[THE DATA]:
# # # # #
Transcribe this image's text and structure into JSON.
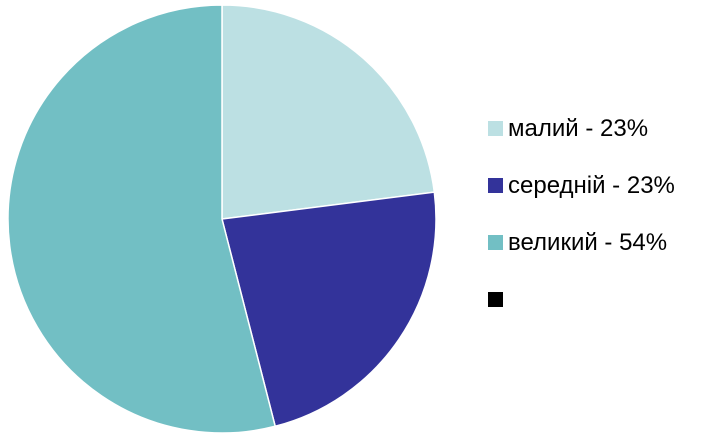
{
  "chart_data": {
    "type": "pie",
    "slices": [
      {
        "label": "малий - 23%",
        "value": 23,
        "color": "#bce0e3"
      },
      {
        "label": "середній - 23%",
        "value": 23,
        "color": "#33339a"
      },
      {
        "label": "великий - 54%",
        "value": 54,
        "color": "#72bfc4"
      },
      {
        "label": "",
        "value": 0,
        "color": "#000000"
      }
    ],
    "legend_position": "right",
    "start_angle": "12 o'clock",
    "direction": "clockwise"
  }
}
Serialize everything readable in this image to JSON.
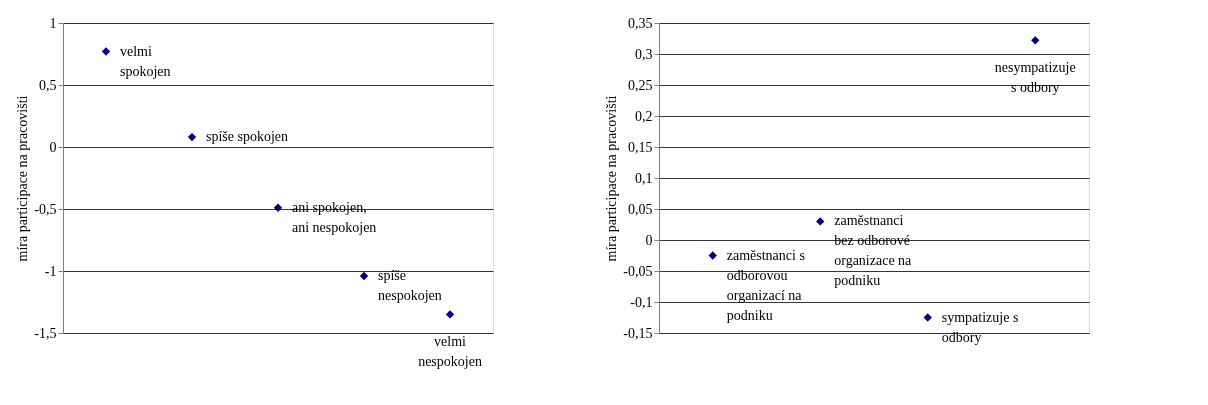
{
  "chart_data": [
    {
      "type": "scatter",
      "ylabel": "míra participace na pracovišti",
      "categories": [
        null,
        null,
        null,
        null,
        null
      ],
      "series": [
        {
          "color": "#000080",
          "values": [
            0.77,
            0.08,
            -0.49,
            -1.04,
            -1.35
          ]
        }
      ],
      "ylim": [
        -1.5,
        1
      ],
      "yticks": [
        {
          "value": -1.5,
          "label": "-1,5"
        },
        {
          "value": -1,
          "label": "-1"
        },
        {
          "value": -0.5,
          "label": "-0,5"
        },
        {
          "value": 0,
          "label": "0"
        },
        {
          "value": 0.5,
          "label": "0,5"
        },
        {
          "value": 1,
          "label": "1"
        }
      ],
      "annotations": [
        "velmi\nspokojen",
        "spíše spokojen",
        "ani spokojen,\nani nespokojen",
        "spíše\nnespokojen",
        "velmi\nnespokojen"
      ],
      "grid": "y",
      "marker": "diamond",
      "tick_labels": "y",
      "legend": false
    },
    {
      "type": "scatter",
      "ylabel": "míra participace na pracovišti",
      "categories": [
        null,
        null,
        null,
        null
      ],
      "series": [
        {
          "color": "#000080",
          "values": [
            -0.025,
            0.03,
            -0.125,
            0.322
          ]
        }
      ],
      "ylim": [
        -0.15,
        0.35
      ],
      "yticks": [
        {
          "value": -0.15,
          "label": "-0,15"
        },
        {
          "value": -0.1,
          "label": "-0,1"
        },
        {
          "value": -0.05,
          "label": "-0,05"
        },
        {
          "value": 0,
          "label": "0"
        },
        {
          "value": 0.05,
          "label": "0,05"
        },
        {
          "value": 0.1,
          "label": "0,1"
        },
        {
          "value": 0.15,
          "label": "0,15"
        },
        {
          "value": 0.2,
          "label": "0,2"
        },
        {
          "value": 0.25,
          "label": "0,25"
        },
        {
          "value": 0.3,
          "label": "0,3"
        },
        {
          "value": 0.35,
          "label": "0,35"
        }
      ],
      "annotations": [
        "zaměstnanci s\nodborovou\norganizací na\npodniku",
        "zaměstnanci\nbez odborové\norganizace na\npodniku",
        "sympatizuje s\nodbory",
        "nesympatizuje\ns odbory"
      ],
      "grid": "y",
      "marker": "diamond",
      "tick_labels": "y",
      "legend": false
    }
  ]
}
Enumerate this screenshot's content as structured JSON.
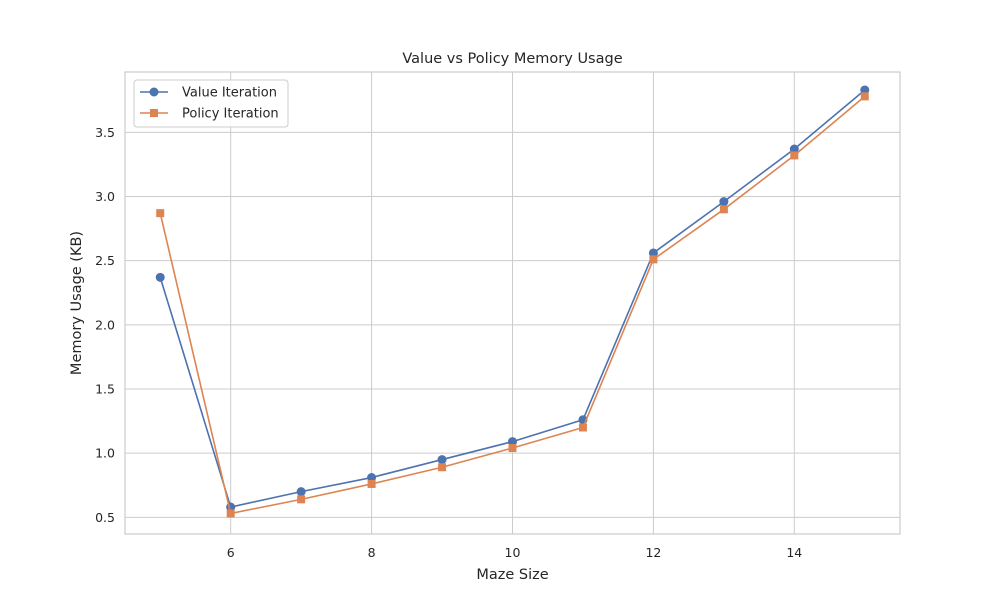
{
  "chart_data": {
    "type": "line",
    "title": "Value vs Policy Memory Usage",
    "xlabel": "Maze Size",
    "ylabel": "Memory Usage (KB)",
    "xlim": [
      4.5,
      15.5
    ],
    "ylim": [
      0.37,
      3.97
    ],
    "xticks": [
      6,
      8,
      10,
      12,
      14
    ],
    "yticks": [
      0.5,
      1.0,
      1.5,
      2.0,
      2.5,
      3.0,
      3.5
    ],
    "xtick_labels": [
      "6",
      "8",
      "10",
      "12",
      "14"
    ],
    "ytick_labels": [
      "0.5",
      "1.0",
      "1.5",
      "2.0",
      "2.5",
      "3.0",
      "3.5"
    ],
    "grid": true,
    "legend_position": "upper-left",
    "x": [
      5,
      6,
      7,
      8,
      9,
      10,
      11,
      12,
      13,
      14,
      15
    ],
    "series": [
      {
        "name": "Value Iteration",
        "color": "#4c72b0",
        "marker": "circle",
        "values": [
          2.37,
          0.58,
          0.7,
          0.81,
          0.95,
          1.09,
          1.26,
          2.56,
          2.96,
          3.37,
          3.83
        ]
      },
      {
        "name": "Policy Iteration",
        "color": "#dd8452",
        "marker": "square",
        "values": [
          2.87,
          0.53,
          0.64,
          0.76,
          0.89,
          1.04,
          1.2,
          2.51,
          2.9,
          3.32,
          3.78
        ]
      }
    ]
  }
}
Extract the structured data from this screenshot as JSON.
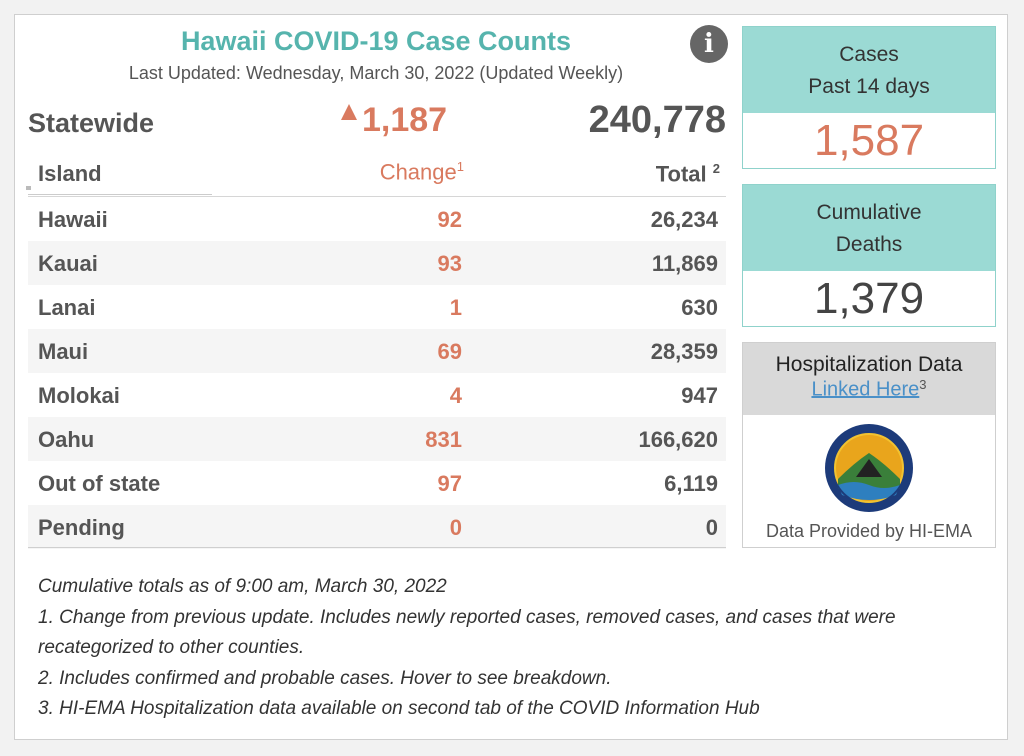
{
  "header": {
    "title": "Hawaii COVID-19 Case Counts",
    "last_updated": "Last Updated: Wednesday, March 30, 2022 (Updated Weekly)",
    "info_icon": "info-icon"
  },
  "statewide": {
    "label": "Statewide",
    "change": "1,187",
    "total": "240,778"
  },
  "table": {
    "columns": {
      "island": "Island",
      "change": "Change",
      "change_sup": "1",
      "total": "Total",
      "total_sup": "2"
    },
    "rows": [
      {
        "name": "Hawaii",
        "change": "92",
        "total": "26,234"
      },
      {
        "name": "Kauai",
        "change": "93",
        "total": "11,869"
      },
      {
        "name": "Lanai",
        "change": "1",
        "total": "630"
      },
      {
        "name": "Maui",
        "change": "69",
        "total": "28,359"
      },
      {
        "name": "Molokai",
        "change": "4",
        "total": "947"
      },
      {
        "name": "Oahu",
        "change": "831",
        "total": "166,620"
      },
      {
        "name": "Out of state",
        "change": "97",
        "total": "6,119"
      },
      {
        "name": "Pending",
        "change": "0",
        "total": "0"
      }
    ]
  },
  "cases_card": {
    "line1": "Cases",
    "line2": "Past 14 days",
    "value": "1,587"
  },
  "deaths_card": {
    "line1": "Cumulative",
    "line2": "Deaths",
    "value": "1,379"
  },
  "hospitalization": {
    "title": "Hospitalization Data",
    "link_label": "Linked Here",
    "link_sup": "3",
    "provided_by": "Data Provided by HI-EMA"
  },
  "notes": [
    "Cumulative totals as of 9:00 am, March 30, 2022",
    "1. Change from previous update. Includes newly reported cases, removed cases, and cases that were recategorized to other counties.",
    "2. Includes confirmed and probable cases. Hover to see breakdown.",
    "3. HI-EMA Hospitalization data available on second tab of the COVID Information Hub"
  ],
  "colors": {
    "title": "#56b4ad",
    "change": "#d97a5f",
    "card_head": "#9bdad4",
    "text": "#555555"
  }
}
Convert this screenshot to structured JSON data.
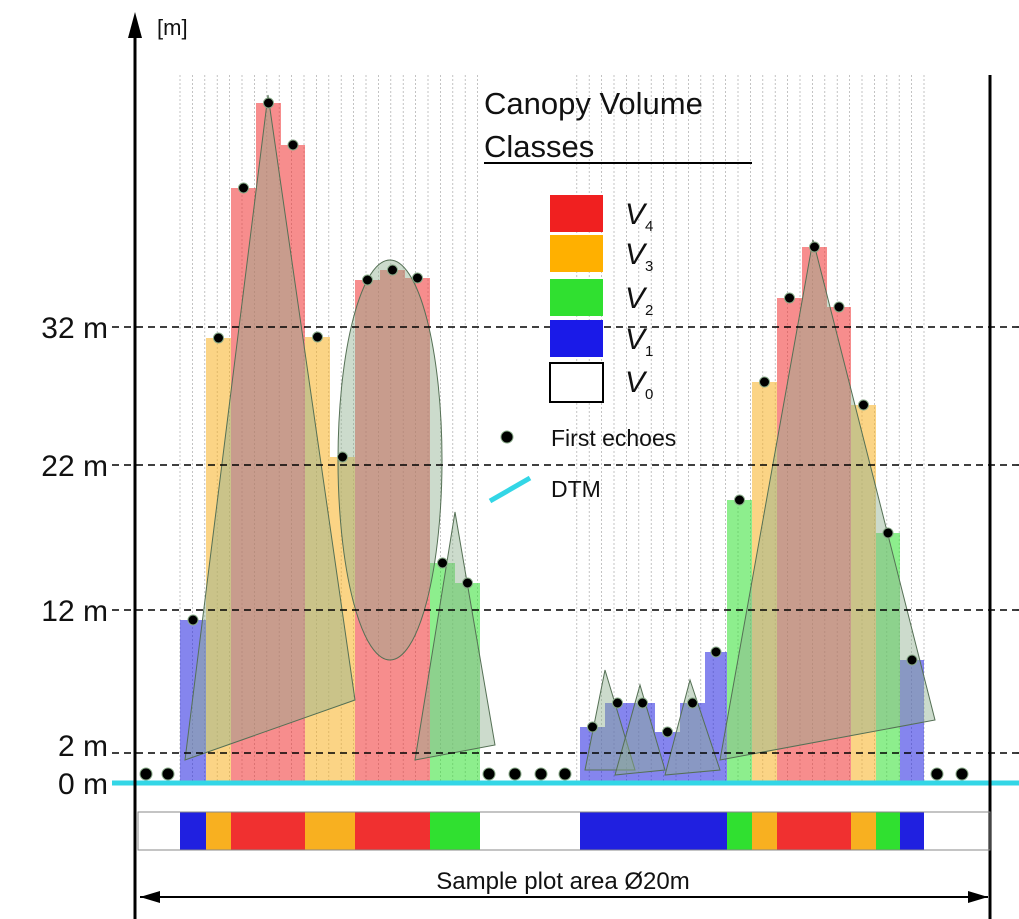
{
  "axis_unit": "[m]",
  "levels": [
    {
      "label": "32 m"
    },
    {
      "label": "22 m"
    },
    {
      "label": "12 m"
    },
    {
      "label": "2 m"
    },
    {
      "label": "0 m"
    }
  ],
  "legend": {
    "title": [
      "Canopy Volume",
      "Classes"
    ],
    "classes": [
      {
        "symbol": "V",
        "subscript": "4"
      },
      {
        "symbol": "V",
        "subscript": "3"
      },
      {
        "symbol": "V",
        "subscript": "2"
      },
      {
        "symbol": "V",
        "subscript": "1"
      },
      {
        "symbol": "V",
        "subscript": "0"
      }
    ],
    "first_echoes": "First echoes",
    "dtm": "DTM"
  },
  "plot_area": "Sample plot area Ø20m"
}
# # # # #
[EXERCISE INSTRUCTIONS]: Above are entries; state the number of lines among them that contain "zaměstnanci", and nothing else.

[EXPECTED OUTPUT]: 2